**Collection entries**

_____

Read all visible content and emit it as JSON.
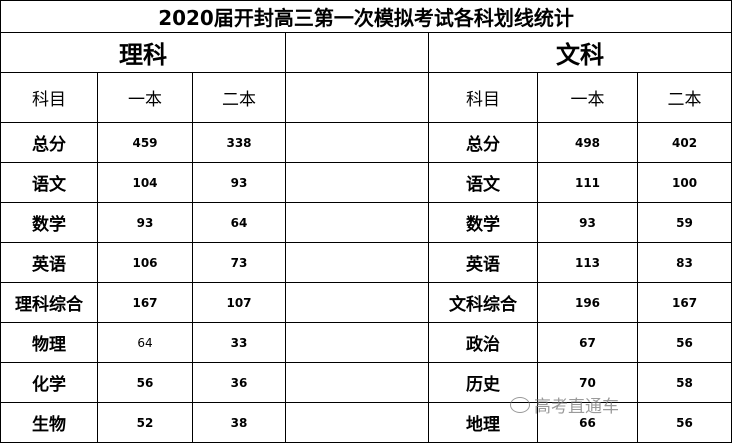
{
  "title": "2020届开封高三第一次模拟考试各科划线统计",
  "science": {
    "label": "理科",
    "headers": [
      "科目",
      "一本",
      "二本"
    ],
    "rows": [
      {
        "subject": "总分",
        "yiben": "459",
        "erben": "338"
      },
      {
        "subject": "语文",
        "yiben": "104",
        "erben": "93"
      },
      {
        "subject": "数学",
        "yiben": "93",
        "erben": "64"
      },
      {
        "subject": "英语",
        "yiben": "106",
        "erben": "73"
      },
      {
        "subject": "理科综合",
        "yiben": "167",
        "erben": "107"
      },
      {
        "subject": "物理",
        "yiben": "64",
        "erben": "33"
      },
      {
        "subject": "化学",
        "yiben": "56",
        "erben": "36"
      },
      {
        "subject": "生物",
        "yiben": "52",
        "erben": "38"
      }
    ]
  },
  "liberal": {
    "label": "文科",
    "headers": [
      "科目",
      "一本",
      "二本"
    ],
    "rows": [
      {
        "subject": "总分",
        "yiben": "498",
        "erben": "402"
      },
      {
        "subject": "语文",
        "yiben": "111",
        "erben": "100"
      },
      {
        "subject": "数学",
        "yiben": "93",
        "erben": "59"
      },
      {
        "subject": "英语",
        "yiben": "113",
        "erben": "83"
      },
      {
        "subject": "文科综合",
        "yiben": "196",
        "erben": "167"
      },
      {
        "subject": "政治",
        "yiben": "67",
        "erben": "56"
      },
      {
        "subject": "历史",
        "yiben": "70",
        "erben": "58"
      },
      {
        "subject": "地理",
        "yiben": "66",
        "erben": "56"
      }
    ]
  },
  "watermark": {
    "text": "高考直通车",
    "icon": "wechat-icon"
  }
}
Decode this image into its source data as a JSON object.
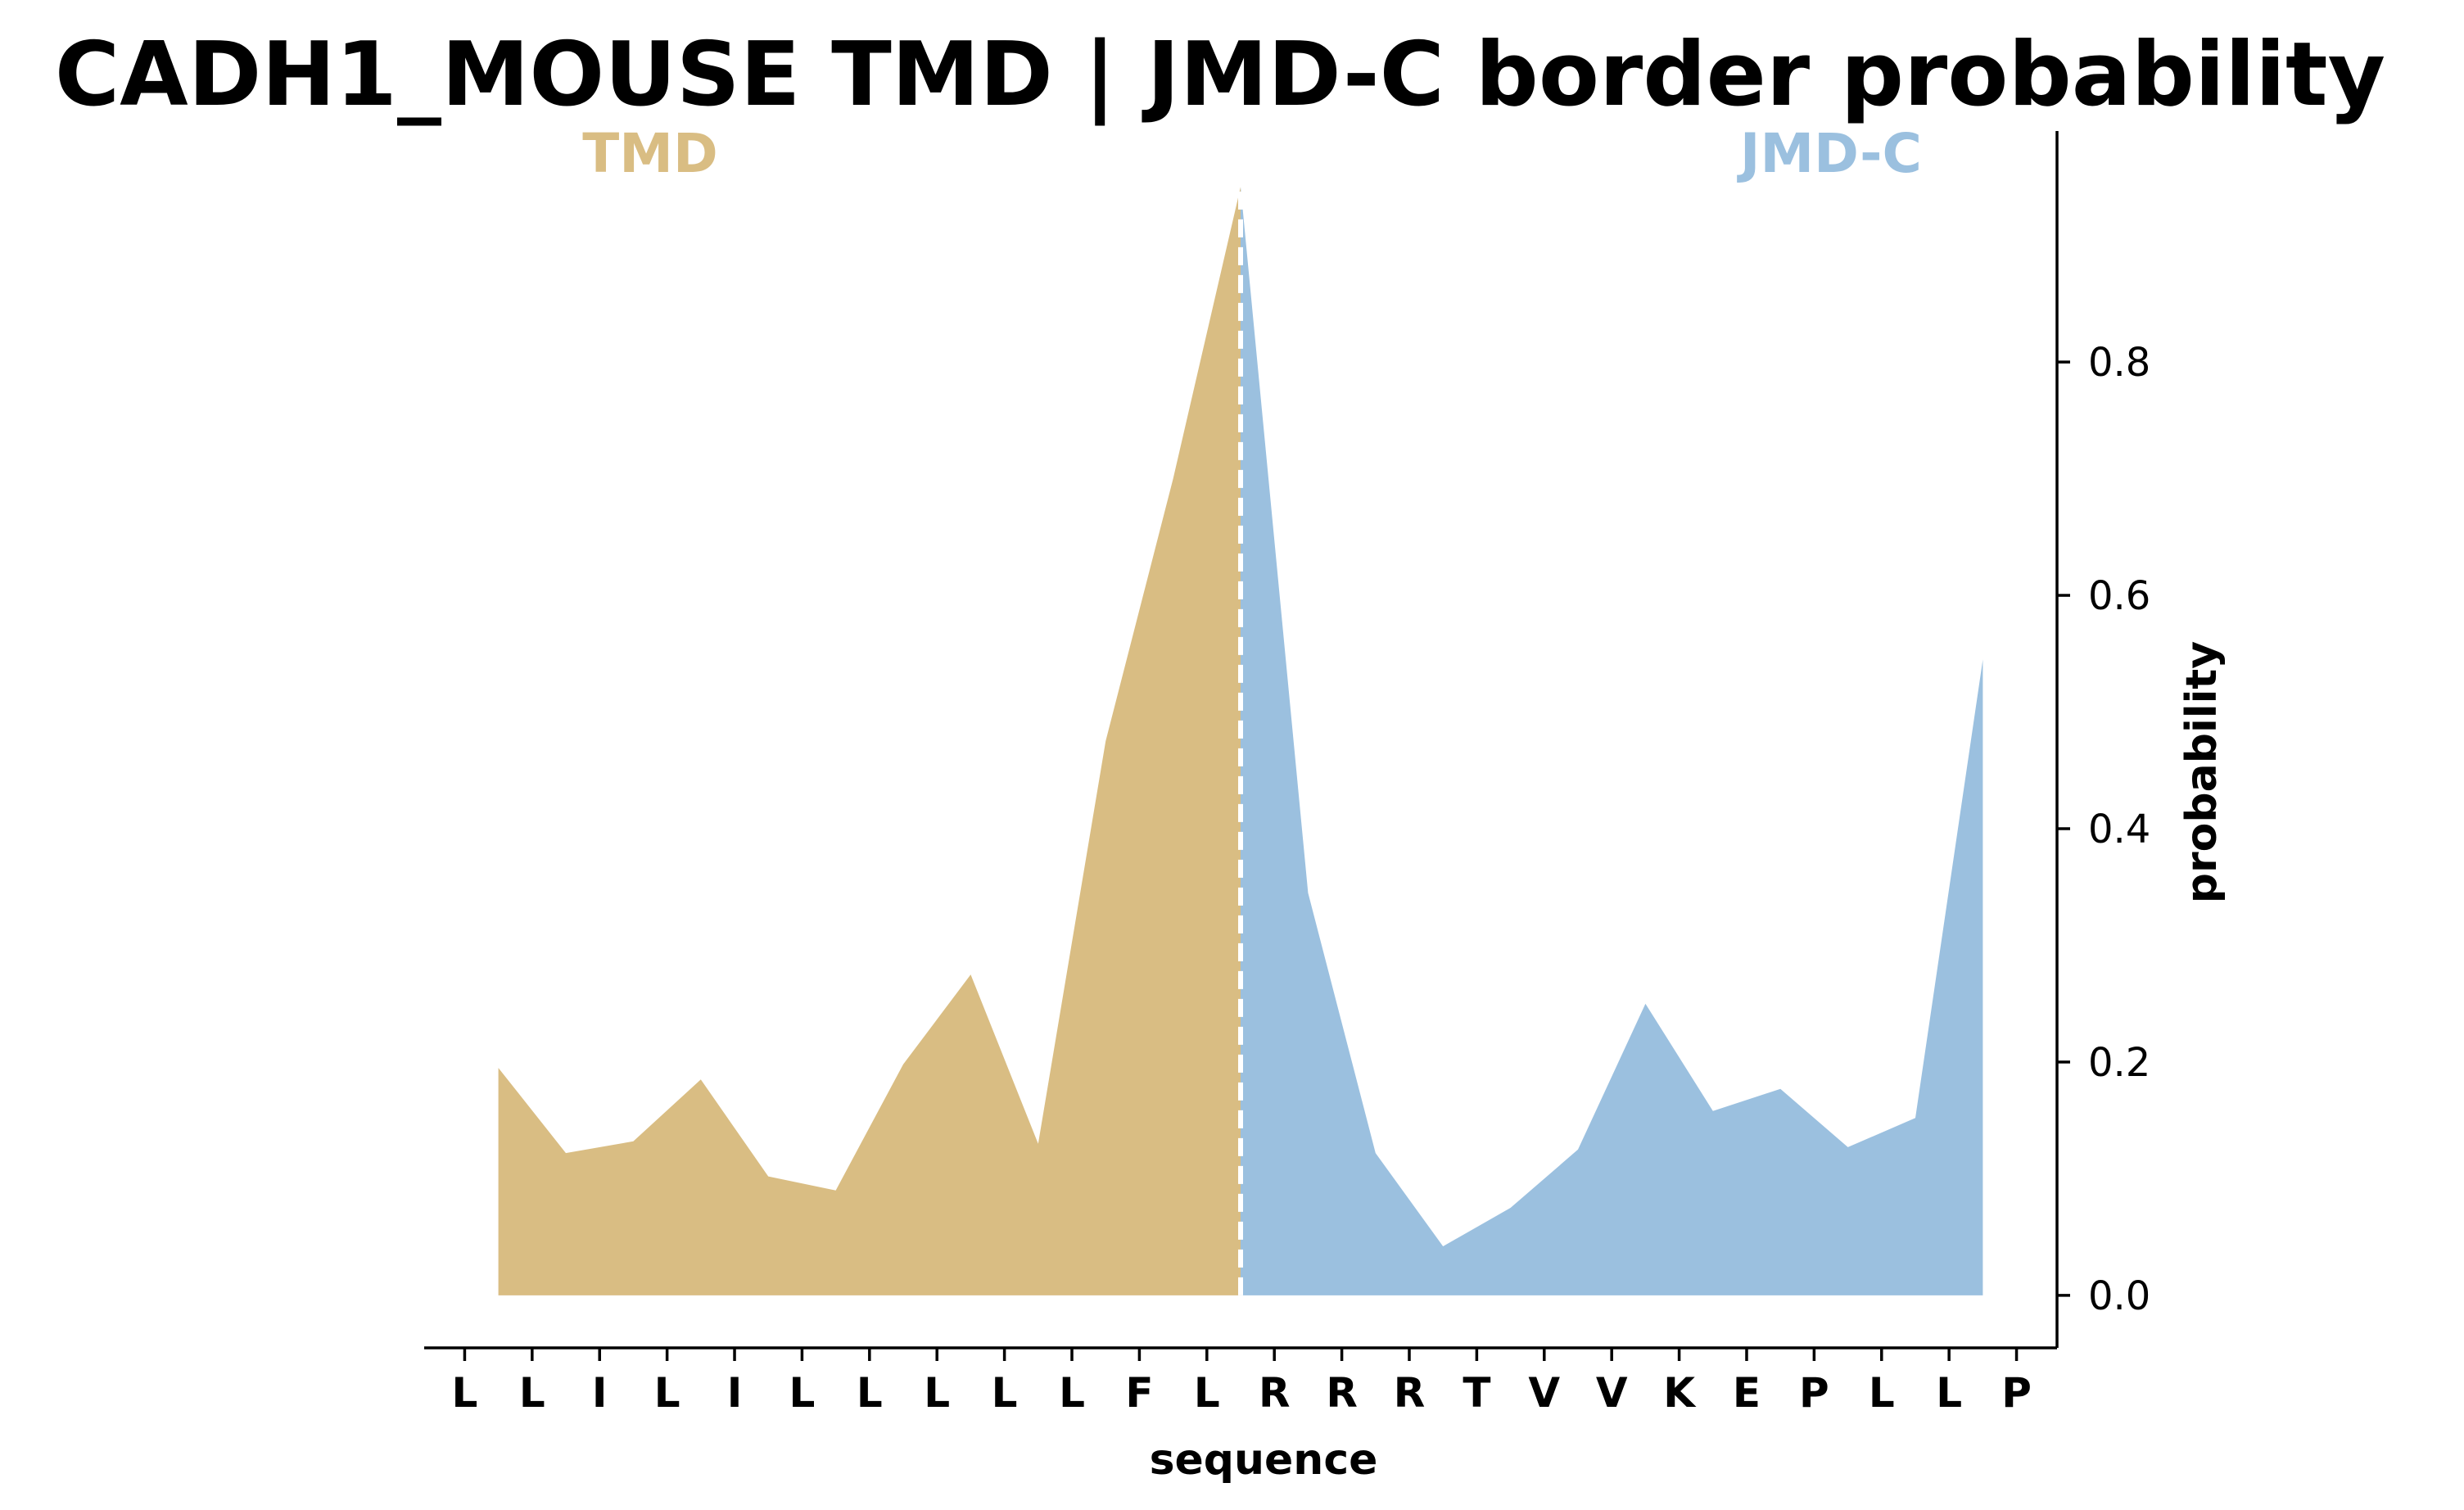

_____

**Required task**
Using the material above, return every line exactly as it appears, minus the pictures.

**The reply**
Read all visible content and emit it as JSON.
{
  "title": "2020届开封高三第一次模拟考试各科划线统计",
  "science": {
    "label": "理科",
    "headers": [
      "科目",
      "一本",
      "二本"
    ],
    "rows": [
      {
        "subject": "总分",
        "yiben": "459",
        "erben": "338"
      },
      {
        "subject": "语文",
        "yiben": "104",
        "erben": "93"
      },
      {
        "subject": "数学",
        "yiben": "93",
        "erben": "64"
      },
      {
        "subject": "英语",
        "yiben": "106",
        "erben": "73"
      },
      {
        "subject": "理科综合",
        "yiben": "167",
        "erben": "107"
      },
      {
        "subject": "物理",
        "yiben": "64",
        "erben": "33"
      },
      {
        "subject": "化学",
        "yiben": "56",
        "erben": "36"
      },
      {
        "subject": "生物",
        "yiben": "52",
        "erben": "38"
      }
    ]
  },
  "liberal": {
    "label": "文科",
    "headers": [
      "科目",
      "一本",
      "二本"
    ],
    "rows": [
      {
        "subject": "总分",
        "yiben": "498",
        "erben": "402"
      },
      {
        "subject": "语文",
        "yiben": "111",
        "erben": "100"
      },
      {
        "subject": "数学",
        "yiben": "93",
        "erben": "59"
      },
      {
        "subject": "英语",
        "yiben": "113",
        "erben": "83"
      },
      {
        "subject": "文科综合",
        "yiben": "196",
        "erben": "167"
      },
      {
        "subject": "政治",
        "yiben": "67",
        "erben": "56"
      },
      {
        "subject": "历史",
        "yiben": "70",
        "erben": "58"
      },
      {
        "subject": "地理",
        "yiben": "66",
        "erben": "56"
      }
    ]
  },
  "watermark": {
    "text": "高考直通车",
    "icon": "wechat-icon"
  }
}
Decode this image into its source data as a JSON object.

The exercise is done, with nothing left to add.